Your task is to reproduce the entries below word for word.

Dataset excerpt
####
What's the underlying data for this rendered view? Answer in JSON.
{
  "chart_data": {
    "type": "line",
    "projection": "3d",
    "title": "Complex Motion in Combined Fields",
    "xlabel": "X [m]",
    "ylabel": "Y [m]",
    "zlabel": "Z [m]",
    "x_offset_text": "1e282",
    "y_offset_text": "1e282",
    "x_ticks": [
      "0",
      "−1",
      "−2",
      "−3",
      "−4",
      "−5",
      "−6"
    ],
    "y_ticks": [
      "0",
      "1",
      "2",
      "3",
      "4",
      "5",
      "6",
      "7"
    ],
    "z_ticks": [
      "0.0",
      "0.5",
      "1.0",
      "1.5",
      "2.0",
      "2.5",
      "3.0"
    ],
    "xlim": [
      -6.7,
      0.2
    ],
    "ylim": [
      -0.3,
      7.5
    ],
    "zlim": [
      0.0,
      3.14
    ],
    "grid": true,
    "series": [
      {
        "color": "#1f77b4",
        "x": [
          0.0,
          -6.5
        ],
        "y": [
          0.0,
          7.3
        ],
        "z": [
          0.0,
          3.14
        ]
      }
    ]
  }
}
####
Result of the exercise:
What's the underlying data for this rendered view? Answer in JSON.
{
  "chart_data": {
    "type": "line",
    "projection": "3d",
    "title": "Complex Motion in Combined Fields",
    "xlabel": "X [m]",
    "ylabel": "Y [m]",
    "zlabel": "Z [m]",
    "x_offset_text": "1e282",
    "y_offset_text": "1e282",
    "x_ticks": [
      "0",
      "−1",
      "−2",
      "−3",
      "−4",
      "−5",
      "−6"
    ],
    "y_ticks": [
      "0",
      "1",
      "2",
      "3",
      "4",
      "5",
      "6",
      "7"
    ],
    "z_ticks": [
      "0.0",
      "0.5",
      "1.0",
      "1.5",
      "2.0",
      "2.5",
      "3.0"
    ],
    "xlim": [
      -6.7,
      0.2
    ],
    "ylim": [
      -0.3,
      7.5
    ],
    "zlim": [
      0.0,
      3.14
    ],
    "grid": true,
    "series": [
      {
        "color": "#1f77b4",
        "x": [
          0.0,
          -6.5
        ],
        "y": [
          0.0,
          7.3
        ],
        "z": [
          0.0,
          3.14
        ]
      }
    ]
  }
}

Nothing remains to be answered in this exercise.